┌────────

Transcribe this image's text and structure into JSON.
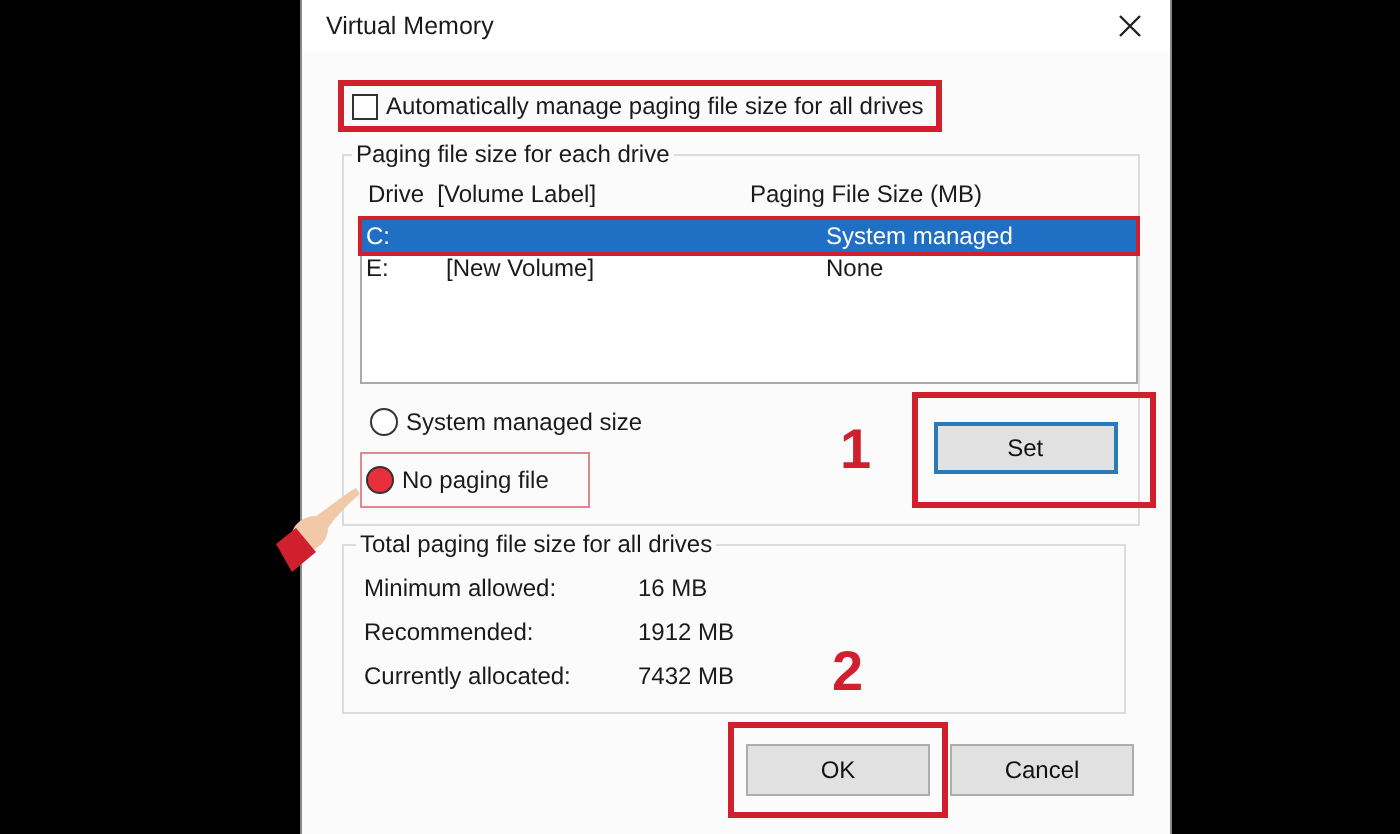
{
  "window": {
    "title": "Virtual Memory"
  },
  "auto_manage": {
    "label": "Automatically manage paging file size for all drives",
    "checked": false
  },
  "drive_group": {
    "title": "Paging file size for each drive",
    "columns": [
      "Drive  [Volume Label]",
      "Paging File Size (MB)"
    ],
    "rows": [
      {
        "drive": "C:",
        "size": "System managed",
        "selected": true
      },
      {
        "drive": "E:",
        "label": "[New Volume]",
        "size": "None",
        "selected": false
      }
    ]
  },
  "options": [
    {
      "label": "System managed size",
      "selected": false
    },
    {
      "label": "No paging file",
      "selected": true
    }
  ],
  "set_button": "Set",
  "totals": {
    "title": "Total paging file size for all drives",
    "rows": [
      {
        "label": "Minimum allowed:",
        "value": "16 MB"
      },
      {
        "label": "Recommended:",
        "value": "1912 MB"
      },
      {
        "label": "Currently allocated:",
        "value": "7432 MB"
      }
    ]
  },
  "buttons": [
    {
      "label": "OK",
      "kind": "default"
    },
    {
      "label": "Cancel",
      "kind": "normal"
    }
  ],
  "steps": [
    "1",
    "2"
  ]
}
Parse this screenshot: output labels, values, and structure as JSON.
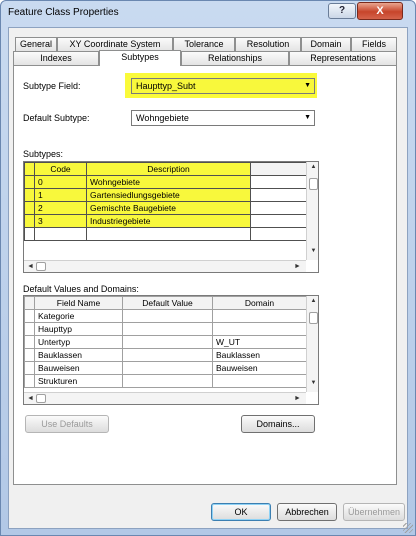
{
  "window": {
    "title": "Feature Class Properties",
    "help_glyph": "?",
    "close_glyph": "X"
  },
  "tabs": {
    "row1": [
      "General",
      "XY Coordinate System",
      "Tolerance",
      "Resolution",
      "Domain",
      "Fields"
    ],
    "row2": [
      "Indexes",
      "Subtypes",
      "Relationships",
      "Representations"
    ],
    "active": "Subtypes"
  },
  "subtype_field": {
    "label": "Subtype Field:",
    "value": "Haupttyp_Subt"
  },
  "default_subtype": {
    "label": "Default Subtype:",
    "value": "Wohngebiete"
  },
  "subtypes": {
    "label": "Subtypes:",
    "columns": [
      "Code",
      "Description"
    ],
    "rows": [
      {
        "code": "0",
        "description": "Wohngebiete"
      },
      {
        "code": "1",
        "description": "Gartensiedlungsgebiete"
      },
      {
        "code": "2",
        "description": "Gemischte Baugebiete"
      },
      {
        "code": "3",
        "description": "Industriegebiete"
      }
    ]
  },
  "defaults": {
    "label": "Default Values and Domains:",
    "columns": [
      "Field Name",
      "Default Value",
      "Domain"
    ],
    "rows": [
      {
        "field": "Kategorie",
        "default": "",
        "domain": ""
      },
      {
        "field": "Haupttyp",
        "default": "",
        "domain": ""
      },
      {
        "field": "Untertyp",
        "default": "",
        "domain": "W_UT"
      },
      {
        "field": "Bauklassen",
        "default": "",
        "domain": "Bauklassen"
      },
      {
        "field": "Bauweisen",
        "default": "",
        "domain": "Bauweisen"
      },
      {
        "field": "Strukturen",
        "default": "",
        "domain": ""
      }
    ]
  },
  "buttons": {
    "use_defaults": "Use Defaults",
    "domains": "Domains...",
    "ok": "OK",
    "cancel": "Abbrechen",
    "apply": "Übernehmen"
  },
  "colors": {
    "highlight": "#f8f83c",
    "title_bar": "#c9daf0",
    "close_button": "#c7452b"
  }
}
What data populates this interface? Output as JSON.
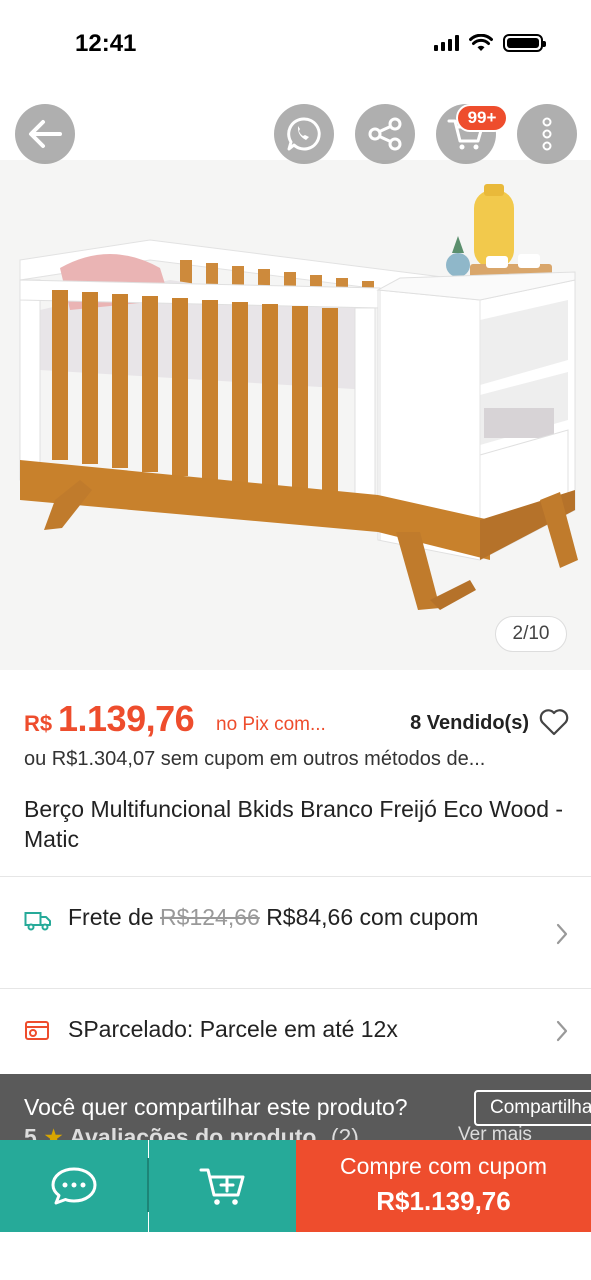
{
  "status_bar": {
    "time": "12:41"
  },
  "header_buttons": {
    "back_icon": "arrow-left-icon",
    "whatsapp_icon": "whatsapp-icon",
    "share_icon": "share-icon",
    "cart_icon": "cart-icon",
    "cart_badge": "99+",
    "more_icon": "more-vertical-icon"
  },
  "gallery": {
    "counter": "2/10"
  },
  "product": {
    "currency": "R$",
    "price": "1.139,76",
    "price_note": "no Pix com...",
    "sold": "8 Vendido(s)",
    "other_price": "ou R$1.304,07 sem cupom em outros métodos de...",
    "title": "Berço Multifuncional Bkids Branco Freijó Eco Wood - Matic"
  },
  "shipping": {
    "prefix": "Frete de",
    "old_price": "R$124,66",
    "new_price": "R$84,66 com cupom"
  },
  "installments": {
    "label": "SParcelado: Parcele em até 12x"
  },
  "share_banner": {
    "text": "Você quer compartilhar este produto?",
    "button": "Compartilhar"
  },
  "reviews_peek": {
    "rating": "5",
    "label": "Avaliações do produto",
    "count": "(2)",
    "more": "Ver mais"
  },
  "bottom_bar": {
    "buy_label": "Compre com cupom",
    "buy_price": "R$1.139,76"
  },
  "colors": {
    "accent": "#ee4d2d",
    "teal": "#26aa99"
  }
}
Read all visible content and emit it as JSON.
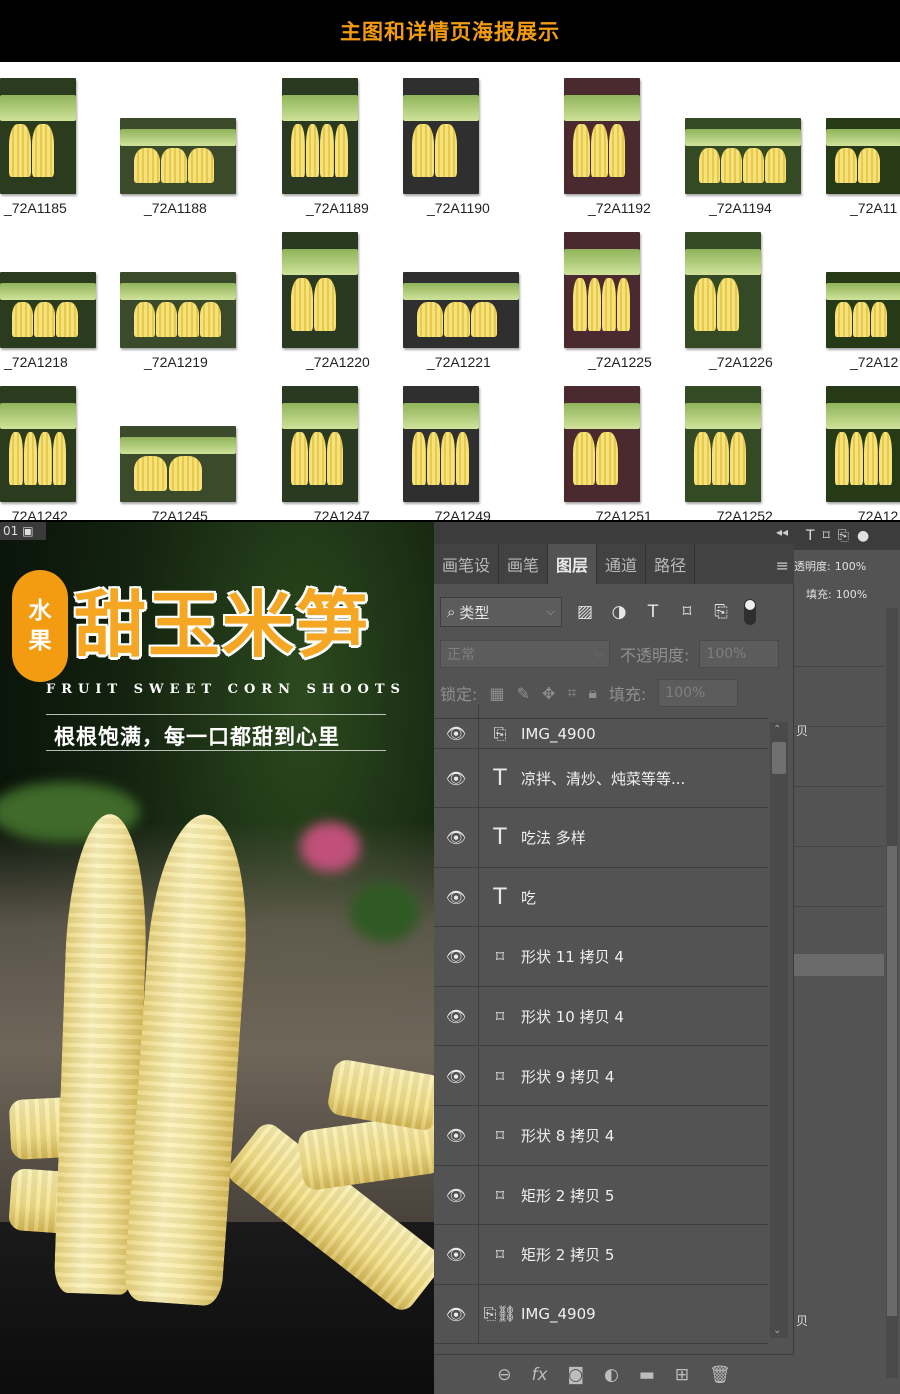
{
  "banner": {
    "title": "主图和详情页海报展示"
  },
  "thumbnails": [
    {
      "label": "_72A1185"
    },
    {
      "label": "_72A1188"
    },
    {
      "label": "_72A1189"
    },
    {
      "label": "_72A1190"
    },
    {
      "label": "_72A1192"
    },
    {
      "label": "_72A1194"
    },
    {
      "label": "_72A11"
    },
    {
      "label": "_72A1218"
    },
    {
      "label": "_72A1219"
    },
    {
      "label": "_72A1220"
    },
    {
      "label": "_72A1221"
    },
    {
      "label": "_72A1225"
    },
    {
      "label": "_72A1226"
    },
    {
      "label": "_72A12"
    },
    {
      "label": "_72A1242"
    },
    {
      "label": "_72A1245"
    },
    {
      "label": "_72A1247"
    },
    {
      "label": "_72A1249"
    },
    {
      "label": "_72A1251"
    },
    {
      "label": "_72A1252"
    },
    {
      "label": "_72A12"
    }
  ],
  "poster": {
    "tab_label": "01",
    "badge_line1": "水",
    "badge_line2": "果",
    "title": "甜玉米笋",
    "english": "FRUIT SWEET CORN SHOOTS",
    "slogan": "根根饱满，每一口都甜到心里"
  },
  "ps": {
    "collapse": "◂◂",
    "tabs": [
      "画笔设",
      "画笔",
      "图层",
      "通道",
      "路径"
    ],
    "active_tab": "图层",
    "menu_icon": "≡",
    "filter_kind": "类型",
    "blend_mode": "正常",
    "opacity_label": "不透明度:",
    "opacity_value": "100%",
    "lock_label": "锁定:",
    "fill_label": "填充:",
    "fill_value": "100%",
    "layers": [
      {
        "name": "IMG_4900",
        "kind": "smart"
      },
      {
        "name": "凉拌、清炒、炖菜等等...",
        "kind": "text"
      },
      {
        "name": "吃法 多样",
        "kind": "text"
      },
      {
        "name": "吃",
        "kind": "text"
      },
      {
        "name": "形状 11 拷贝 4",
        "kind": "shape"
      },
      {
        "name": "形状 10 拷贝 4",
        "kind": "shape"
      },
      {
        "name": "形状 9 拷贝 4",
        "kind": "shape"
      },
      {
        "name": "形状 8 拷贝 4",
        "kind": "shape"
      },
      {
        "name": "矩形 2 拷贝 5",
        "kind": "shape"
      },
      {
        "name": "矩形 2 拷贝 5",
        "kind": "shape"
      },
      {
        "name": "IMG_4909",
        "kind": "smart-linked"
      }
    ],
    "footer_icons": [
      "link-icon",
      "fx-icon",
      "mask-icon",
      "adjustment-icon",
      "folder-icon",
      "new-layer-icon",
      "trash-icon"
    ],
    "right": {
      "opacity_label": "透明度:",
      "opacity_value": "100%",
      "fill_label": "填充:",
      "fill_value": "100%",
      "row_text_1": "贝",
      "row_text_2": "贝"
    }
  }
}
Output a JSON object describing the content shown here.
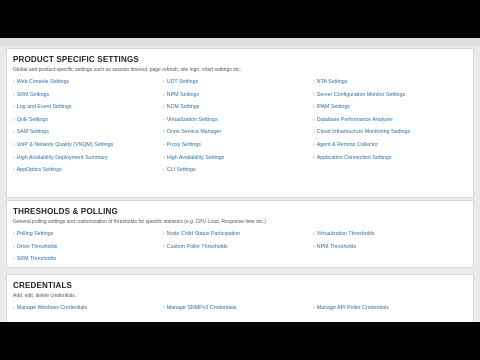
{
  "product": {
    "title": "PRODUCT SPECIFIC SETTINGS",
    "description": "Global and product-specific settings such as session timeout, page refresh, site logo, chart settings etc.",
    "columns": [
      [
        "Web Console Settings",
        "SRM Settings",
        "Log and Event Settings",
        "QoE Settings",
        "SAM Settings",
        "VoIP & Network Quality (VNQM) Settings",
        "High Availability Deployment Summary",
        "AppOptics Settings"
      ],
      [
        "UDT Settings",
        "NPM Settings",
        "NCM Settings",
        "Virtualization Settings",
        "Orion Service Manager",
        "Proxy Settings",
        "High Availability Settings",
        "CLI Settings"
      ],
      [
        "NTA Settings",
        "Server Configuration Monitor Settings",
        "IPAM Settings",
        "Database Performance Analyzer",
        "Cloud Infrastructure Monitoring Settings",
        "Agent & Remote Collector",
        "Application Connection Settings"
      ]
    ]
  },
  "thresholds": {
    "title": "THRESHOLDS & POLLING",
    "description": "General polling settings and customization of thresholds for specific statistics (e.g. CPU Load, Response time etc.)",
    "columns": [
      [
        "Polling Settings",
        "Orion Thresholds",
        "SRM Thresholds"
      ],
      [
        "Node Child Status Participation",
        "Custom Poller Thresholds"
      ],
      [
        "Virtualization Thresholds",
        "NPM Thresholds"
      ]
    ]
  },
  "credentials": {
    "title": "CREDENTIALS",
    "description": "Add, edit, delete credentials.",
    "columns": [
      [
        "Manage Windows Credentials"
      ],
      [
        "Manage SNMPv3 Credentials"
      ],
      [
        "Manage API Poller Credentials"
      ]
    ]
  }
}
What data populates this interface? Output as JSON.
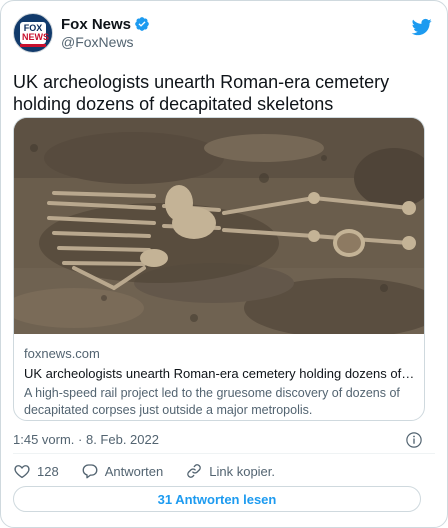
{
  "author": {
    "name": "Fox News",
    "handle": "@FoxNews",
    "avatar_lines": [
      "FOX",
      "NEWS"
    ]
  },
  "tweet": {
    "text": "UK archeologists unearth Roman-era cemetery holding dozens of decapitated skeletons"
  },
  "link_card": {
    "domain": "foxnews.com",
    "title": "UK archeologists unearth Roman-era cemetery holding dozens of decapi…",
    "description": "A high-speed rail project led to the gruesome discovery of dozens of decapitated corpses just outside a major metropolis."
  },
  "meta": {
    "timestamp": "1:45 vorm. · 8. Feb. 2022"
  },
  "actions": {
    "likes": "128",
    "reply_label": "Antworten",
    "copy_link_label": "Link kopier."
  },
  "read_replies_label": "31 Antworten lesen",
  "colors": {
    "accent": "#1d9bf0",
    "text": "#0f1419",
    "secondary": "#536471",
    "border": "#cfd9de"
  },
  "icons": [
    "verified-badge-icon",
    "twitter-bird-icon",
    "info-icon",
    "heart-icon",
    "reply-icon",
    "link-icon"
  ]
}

└────────

What you should do - Each line holding "JSON" must be found and copied.

Written reply -
Transcribe this image's text and structure into JSON.
Parse this screenshot: output labels, values, and structure as JSON.
What data populates this interface? Output as JSON.
Read all visible content and emit it as JSON.
Output a JSON object describing the content shown here.
What data populates this interface? Output as JSON.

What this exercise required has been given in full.